━━━━━ Extracted material

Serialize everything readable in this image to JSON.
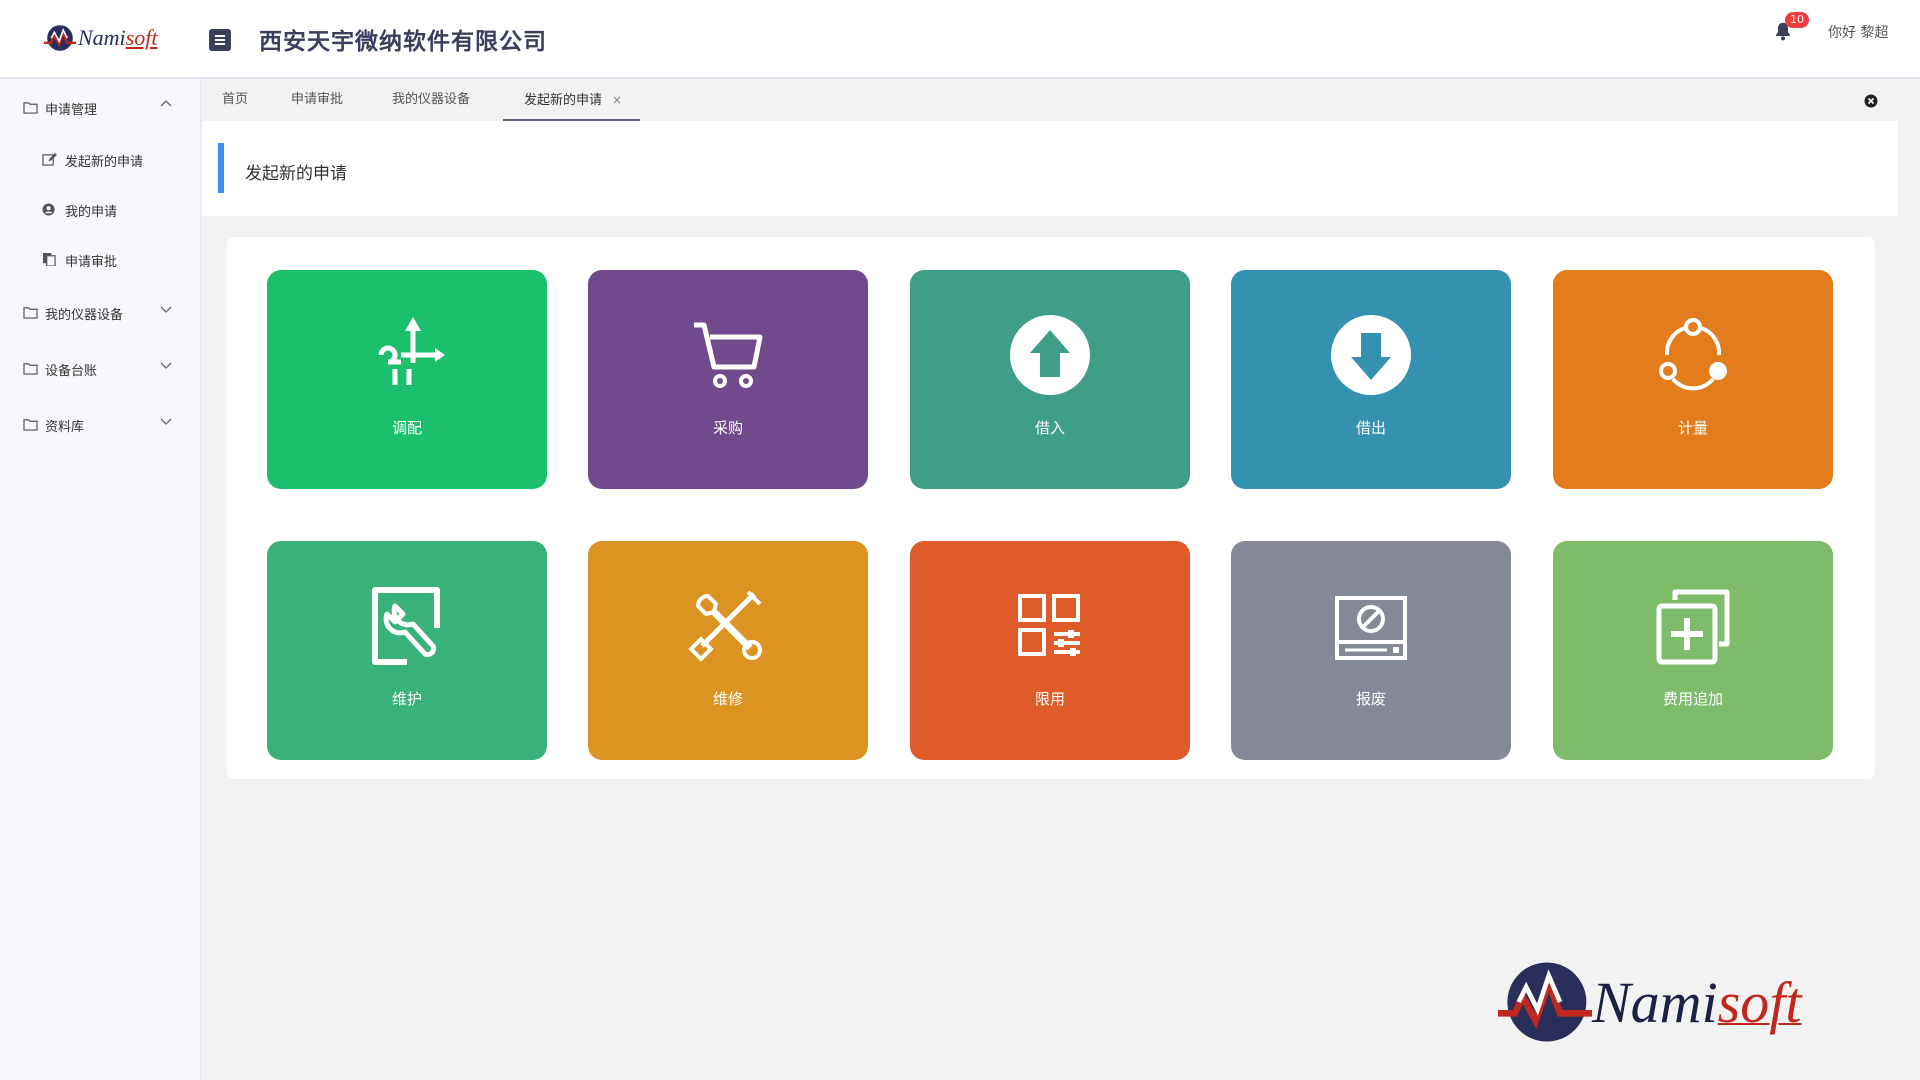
{
  "header": {
    "logo_name": "Nami",
    "logo_suffix": "soft",
    "company": "西安天宇微纳软件有限公司",
    "notifications_count": "10",
    "greeting": "你好 黎超"
  },
  "sidebar": {
    "items": [
      {
        "label": "申请管理",
        "expanded": true
      },
      {
        "label": "发起新的申请"
      },
      {
        "label": "我的申请"
      },
      {
        "label": "申请审批"
      },
      {
        "label": "我的仪器设备",
        "expanded": false
      },
      {
        "label": "设备台账",
        "expanded": false
      },
      {
        "label": "资料库",
        "expanded": false
      }
    ]
  },
  "tabs": [
    {
      "label": "首页"
    },
    {
      "label": "申请审批"
    },
    {
      "label": "我的仪器设备"
    },
    {
      "label": "发起新的申请",
      "active": true,
      "close": "×"
    }
  ],
  "page": {
    "title": "发起新的申请"
  },
  "tiles": [
    {
      "label": "调配",
      "color": "#1cc06c",
      "icon": "route-icon"
    },
    {
      "label": "采购",
      "color": "#704a8c",
      "icon": "cart-icon"
    },
    {
      "label": "借入",
      "color": "#3f9e8a",
      "icon": "upload-arrow-icon"
    },
    {
      "label": "借出",
      "color": "#3491af",
      "icon": "download-arrow-icon"
    },
    {
      "label": "计量",
      "color": "#e37c1d",
      "icon": "cycle-icon"
    },
    {
      "label": "维护",
      "color": "#39b17a",
      "icon": "wrench-search-icon"
    },
    {
      "label": "维修",
      "color": "#db9322",
      "icon": "tools-icon"
    },
    {
      "label": "限用",
      "color": "#e05b2a",
      "icon": "grid-settings-icon"
    },
    {
      "label": "报废",
      "color": "#848897",
      "icon": "scrap-icon"
    },
    {
      "label": "费用追加",
      "color": "#7ebc6b",
      "icon": "add-copy-icon"
    }
  ],
  "watermark": {
    "name": "Nami",
    "suffix": "soft"
  }
}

━━━━━━━━━━

:: Work instructions ::
Skip the pictures and transcribe the rest of the records exactly.

:: Solution for this problem ::
Serialize everything readable in this image to JSON.
{
  "header": {
    "logo_name": "Nami",
    "logo_suffix": "soft",
    "company": "西安天宇微纳软件有限公司",
    "notifications_count": "10",
    "greeting": "你好 黎超"
  },
  "sidebar": {
    "items": [
      {
        "label": "申请管理",
        "expanded": true
      },
      {
        "label": "发起新的申请"
      },
      {
        "label": "我的申请"
      },
      {
        "label": "申请审批"
      },
      {
        "label": "我的仪器设备",
        "expanded": false
      },
      {
        "label": "设备台账",
        "expanded": false
      },
      {
        "label": "资料库",
        "expanded": false
      }
    ]
  },
  "tabs": [
    {
      "label": "首页"
    },
    {
      "label": "申请审批"
    },
    {
      "label": "我的仪器设备"
    },
    {
      "label": "发起新的申请",
      "active": true,
      "close": "×"
    }
  ],
  "page": {
    "title": "发起新的申请"
  },
  "tiles": [
    {
      "label": "调配",
      "color": "#1cc06c",
      "icon": "route-icon"
    },
    {
      "label": "采购",
      "color": "#704a8c",
      "icon": "cart-icon"
    },
    {
      "label": "借入",
      "color": "#3f9e8a",
      "icon": "upload-arrow-icon"
    },
    {
      "label": "借出",
      "color": "#3491af",
      "icon": "download-arrow-icon"
    },
    {
      "label": "计量",
      "color": "#e37c1d",
      "icon": "cycle-icon"
    },
    {
      "label": "维护",
      "color": "#39b17a",
      "icon": "wrench-search-icon"
    },
    {
      "label": "维修",
      "color": "#db9322",
      "icon": "tools-icon"
    },
    {
      "label": "限用",
      "color": "#e05b2a",
      "icon": "grid-settings-icon"
    },
    {
      "label": "报废",
      "color": "#848897",
      "icon": "scrap-icon"
    },
    {
      "label": "费用追加",
      "color": "#7ebc6b",
      "icon": "add-copy-icon"
    }
  ],
  "watermark": {
    "name": "Nami",
    "suffix": "soft"
  }
}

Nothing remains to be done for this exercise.